Saved entries:
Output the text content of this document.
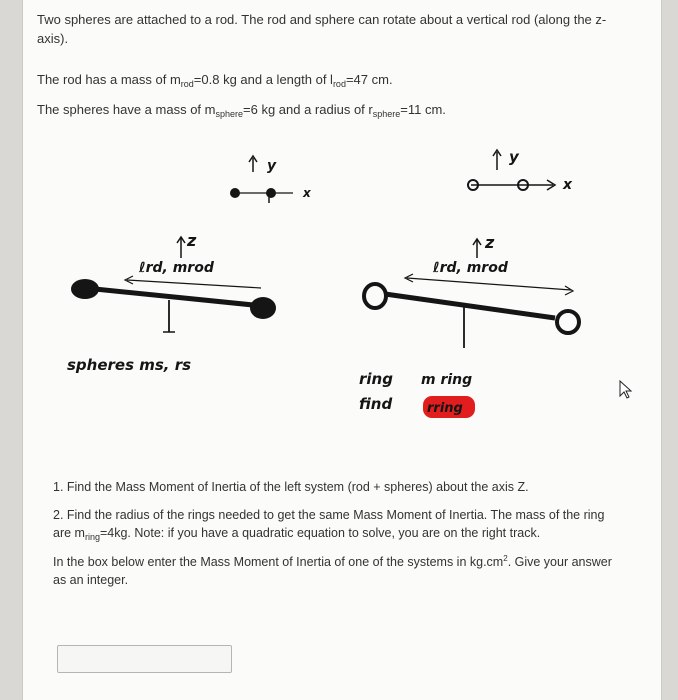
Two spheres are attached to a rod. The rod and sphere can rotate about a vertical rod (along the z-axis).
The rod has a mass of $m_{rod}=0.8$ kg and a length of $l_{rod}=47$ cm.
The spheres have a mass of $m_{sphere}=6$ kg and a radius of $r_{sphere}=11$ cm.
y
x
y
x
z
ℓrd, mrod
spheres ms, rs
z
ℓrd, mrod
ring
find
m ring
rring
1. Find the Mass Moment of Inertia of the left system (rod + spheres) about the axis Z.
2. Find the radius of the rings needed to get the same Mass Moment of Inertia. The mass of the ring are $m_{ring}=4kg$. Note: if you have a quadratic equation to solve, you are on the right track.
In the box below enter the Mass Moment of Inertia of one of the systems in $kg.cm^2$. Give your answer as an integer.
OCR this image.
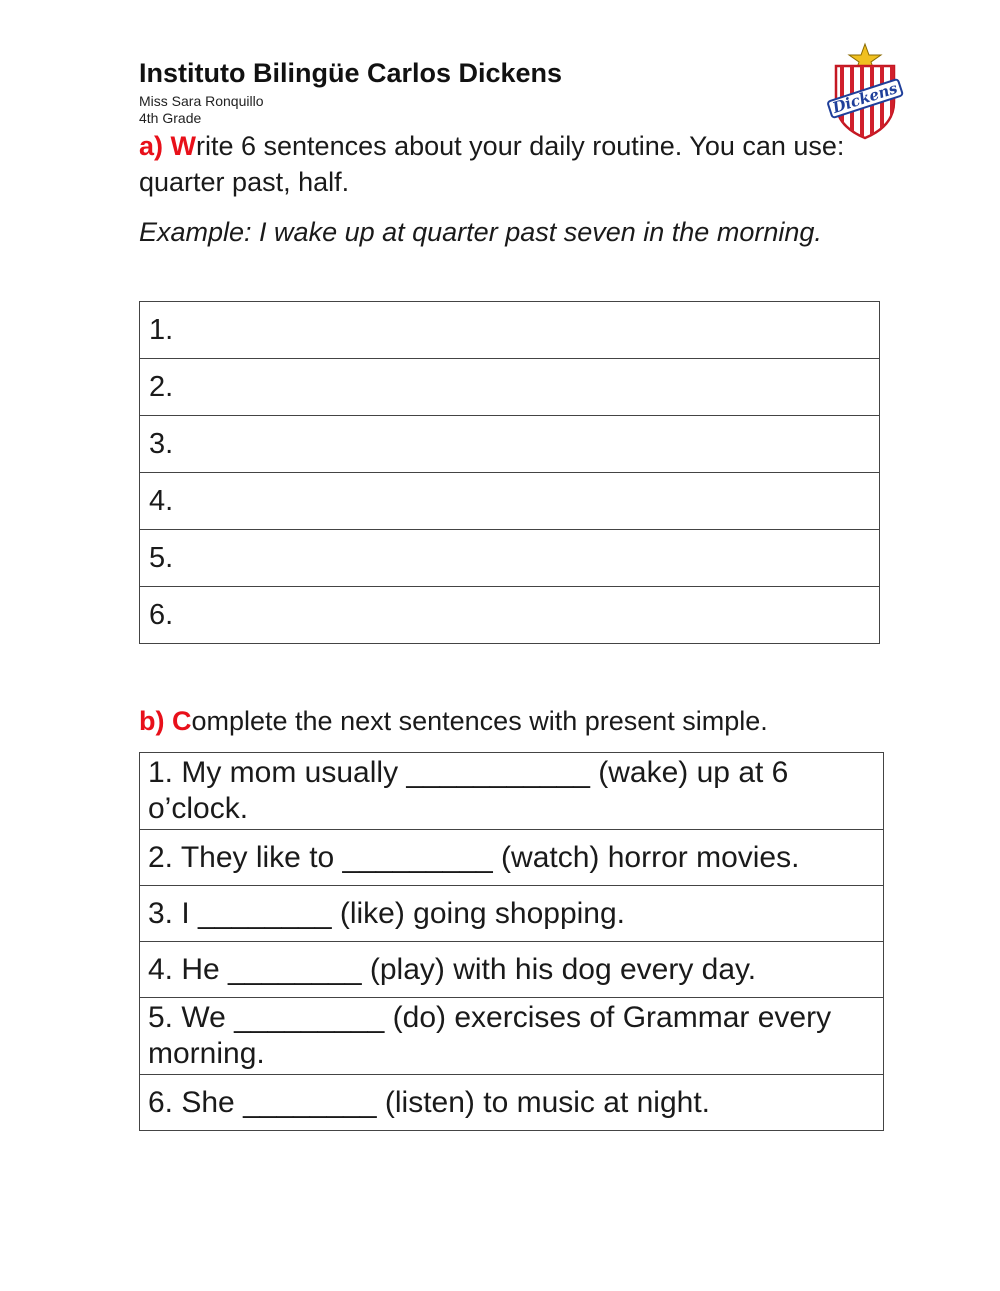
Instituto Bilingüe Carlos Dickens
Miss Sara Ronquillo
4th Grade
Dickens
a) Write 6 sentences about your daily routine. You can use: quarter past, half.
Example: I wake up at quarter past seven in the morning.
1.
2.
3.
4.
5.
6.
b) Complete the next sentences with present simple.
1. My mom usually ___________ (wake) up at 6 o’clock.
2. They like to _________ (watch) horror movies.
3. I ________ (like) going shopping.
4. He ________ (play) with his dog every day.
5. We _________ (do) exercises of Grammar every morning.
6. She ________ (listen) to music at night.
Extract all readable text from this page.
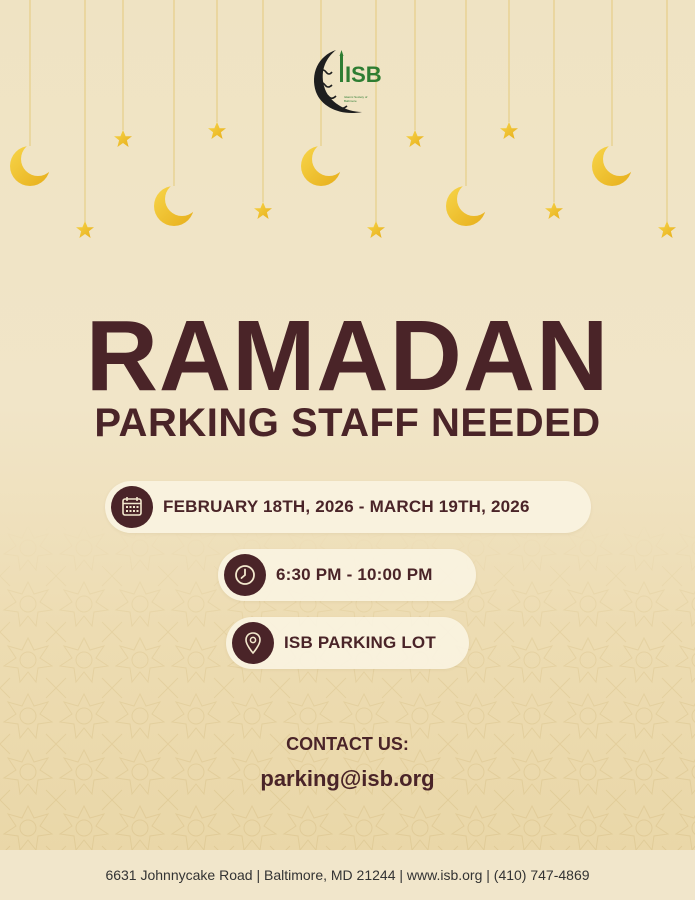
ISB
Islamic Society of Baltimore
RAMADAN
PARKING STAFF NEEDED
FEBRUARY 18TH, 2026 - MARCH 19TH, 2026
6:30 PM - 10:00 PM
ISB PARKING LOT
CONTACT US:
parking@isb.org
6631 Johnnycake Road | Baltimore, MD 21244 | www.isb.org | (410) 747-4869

**Stated goal**
Repeat verbatim the lines from the one holding "Extract all readable text from this page." through the end of the listing above, both ends included, but not the pictures.

**Solution**
Extract all readable text from this page.
ISB
Islamic Society of Baltimore
RAMADAN
PARKING STAFF NEEDED
FEBRUARY 18TH, 2026 - MARCH 19TH, 2026
6:30 PM - 10:00 PM
ISB PARKING LOT
CONTACT US:
parking@isb.org
6631 Johnnycake Road | Baltimore, MD 21244 | www.isb.org | (410) 747-4869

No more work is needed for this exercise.